Can you retype, unchanged, the records below from the line containing "colorbar-swatch [640, 343, 652, 346]" through the line containing "colorbar-swatch [640, 462, 652, 465]", including both of those lines?
::: The records
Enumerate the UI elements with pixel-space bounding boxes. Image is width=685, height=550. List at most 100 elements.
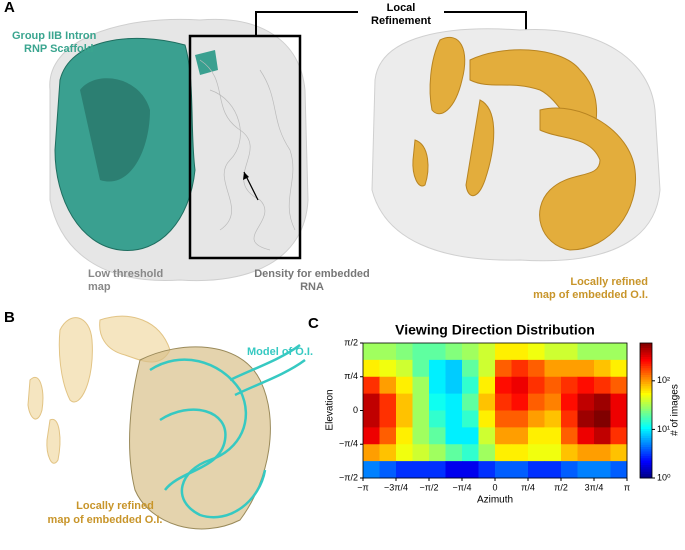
colorbar-swatch [640, 343, 652, 346]
heatmap-cell [429, 393, 446, 411]
heatmap-cell [577, 444, 595, 462]
heatmap-cell [396, 410, 413, 428]
annotation: Low threshold [88, 268, 163, 280]
heatmap-cell [495, 410, 512, 428]
heatmap-cell [478, 393, 496, 411]
heatmap-cell [379, 343, 397, 361]
colorbar-label: # of images [670, 384, 681, 436]
colorbar-swatch [640, 392, 652, 396]
colorbar-swatch [640, 460, 652, 463]
colorbar-swatch [640, 370, 652, 373]
heatmap-cell [594, 393, 611, 411]
heatmap-cell [445, 461, 463, 479]
x-tick-label: −π [357, 482, 368, 492]
annotation: Locally refined [570, 276, 648, 288]
colorbar-swatch [640, 473, 652, 477]
heatmap-cell [429, 461, 446, 479]
heatmap-cell [478, 444, 496, 462]
heatmap-cell [594, 376, 611, 395]
heatmap-cell [445, 427, 463, 445]
colorbar-swatch [640, 453, 652, 456]
heatmap-cell [610, 359, 628, 378]
heatmap-cell [610, 393, 628, 411]
heatmap-cell [544, 427, 562, 445]
heatmap-cell [429, 410, 446, 428]
colorbar-swatch [640, 426, 652, 429]
colorbar-swatch [640, 379, 652, 382]
model-overlay [27, 315, 306, 530]
colorbar-tick-label: 10¹ [657, 424, 670, 434]
heatmap-cell [445, 376, 463, 395]
colorbar-swatch [640, 345, 652, 348]
heatmap-cell [511, 393, 529, 411]
heatmap-cell [462, 410, 479, 428]
colorbar-swatch [640, 428, 652, 432]
heatmap-cell [561, 410, 578, 428]
colorbar-swatch [640, 347, 652, 351]
colorbar-swatch [640, 352, 652, 355]
heatmap-cell [379, 461, 397, 479]
colorbar-swatch [640, 365, 652, 369]
heatmap-cell [511, 376, 529, 395]
colorbar-swatch [640, 444, 652, 447]
heatmap-cell [396, 461, 413, 479]
heatmap-cell [511, 461, 529, 479]
colorbar-swatch [640, 421, 652, 425]
heatmap-cell [462, 393, 479, 411]
heatmap-cell [363, 410, 380, 428]
x-tick-label: 3π/4 [585, 482, 604, 492]
colorbar-tick-label: 10⁰ [657, 472, 671, 482]
heatmap-cell [561, 444, 578, 462]
x-tick-label: π [624, 482, 630, 492]
heatmap-cell [561, 343, 578, 361]
heatmap-cell [528, 393, 545, 411]
heatmap-cell [610, 410, 628, 428]
y-tick-label: π/4 [344, 371, 358, 381]
colorbar-swatch [640, 462, 652, 465]
annotation: Group IIB Intron [12, 30, 97, 42]
heatmap-cell [363, 343, 380, 361]
colorbar-swatch [640, 419, 652, 423]
colorbar-swatch [640, 388, 652, 391]
heatmap-cell [528, 410, 545, 428]
x-tick-label: −π/4 [453, 482, 472, 492]
colorbar-swatch [640, 374, 652, 378]
heatmap-cell [561, 461, 578, 479]
heatmap-cell [396, 427, 413, 445]
colorbar-swatch [640, 401, 652, 405]
heatmap-cell [495, 444, 512, 462]
annotation: RNP Scaffold [24, 43, 93, 55]
heatmap-cell [363, 461, 380, 479]
annotation: map [88, 281, 111, 293]
x-axis-label: Azimuth [477, 495, 513, 506]
heatmap-cell [379, 410, 397, 428]
y-tick-label: 0 [353, 405, 358, 415]
heatmap-cell [544, 410, 562, 428]
heatmap-cell [478, 376, 496, 395]
heatmap-cell [528, 343, 545, 361]
colorbar-swatch [640, 363, 652, 366]
colorbar-swatch [640, 435, 652, 438]
colorbar-swatch [640, 415, 652, 418]
heatmap-cell [396, 359, 413, 378]
chart-title: Viewing Direction Distribution [395, 322, 595, 338]
heatmap-cell [429, 376, 446, 395]
heatmap-cell [511, 410, 529, 428]
heatmap-cell [544, 359, 562, 378]
colorbar-swatch [640, 361, 652, 364]
heatmap-cell [594, 427, 611, 445]
heatmap-cell [462, 376, 479, 395]
heatmap-cell [478, 427, 496, 445]
heatmap-cell [429, 359, 446, 378]
heatmap-cell [594, 410, 611, 428]
annotation: Local [387, 2, 416, 14]
colorbar-swatch [640, 381, 652, 384]
y-tick-label: −π/2 [339, 472, 358, 482]
heatmap-cell [379, 393, 397, 411]
annotation: Locally refined [76, 500, 154, 512]
y-tick-label: −π/4 [339, 439, 358, 449]
heatmap-cell [594, 359, 611, 378]
heatmap-cell [445, 393, 463, 411]
left-map [49, 18, 309, 282]
panel-label: B [4, 309, 15, 326]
::::::
Answer to this task.
colorbar-swatch [640, 343, 652, 346]
heatmap-cell [429, 393, 446, 411]
heatmap-cell [577, 444, 595, 462]
heatmap-cell [396, 410, 413, 428]
annotation: Low threshold [88, 268, 163, 280]
heatmap-cell [495, 410, 512, 428]
heatmap-cell [478, 393, 496, 411]
heatmap-cell [379, 343, 397, 361]
colorbar-label: # of images [670, 384, 681, 436]
colorbar-swatch [640, 392, 652, 396]
colorbar-swatch [640, 460, 652, 463]
colorbar-swatch [640, 370, 652, 373]
heatmap-cell [594, 393, 611, 411]
heatmap-cell [445, 461, 463, 479]
x-tick-label: −π [357, 482, 368, 492]
annotation: Locally refined [570, 276, 648, 288]
colorbar-swatch [640, 473, 652, 477]
heatmap-cell [429, 461, 446, 479]
heatmap-cell [478, 444, 496, 462]
heatmap-cell [594, 376, 611, 395]
heatmap-cell [445, 427, 463, 445]
colorbar-swatch [640, 453, 652, 456]
heatmap-cell [610, 359, 628, 378]
heatmap-cell [610, 393, 628, 411]
heatmap-cell [544, 427, 562, 445]
heatmap-cell [429, 410, 446, 428]
colorbar-swatch [640, 426, 652, 429]
colorbar-swatch [640, 379, 652, 382]
model-overlay [27, 315, 306, 530]
colorbar-tick-label: 10¹ [657, 424, 670, 434]
heatmap-cell [445, 376, 463, 395]
colorbar-swatch [640, 345, 652, 348]
heatmap-cell [511, 393, 529, 411]
heatmap-cell [462, 410, 479, 428]
colorbar-swatch [640, 428, 652, 432]
heatmap-cell [561, 410, 578, 428]
colorbar-swatch [640, 347, 652, 351]
colorbar-swatch [640, 352, 652, 355]
heatmap-cell [379, 461, 397, 479]
colorbar-swatch [640, 365, 652, 369]
heatmap-cell [511, 376, 529, 395]
colorbar-swatch [640, 444, 652, 447]
heatmap-cell [396, 461, 413, 479]
heatmap-cell [511, 461, 529, 479]
colorbar-swatch [640, 421, 652, 425]
heatmap-cell [462, 393, 479, 411]
heatmap-cell [363, 410, 380, 428]
x-tick-label: 3π/4 [585, 482, 604, 492]
colorbar-tick-label: 10⁰ [657, 472, 671, 482]
heatmap-cell [561, 444, 578, 462]
x-tick-label: π [624, 482, 630, 492]
heatmap-cell [561, 343, 578, 361]
heatmap-cell [528, 393, 545, 411]
heatmap-cell [610, 410, 628, 428]
y-tick-label: π/4 [344, 371, 358, 381]
colorbar-swatch [640, 462, 652, 465]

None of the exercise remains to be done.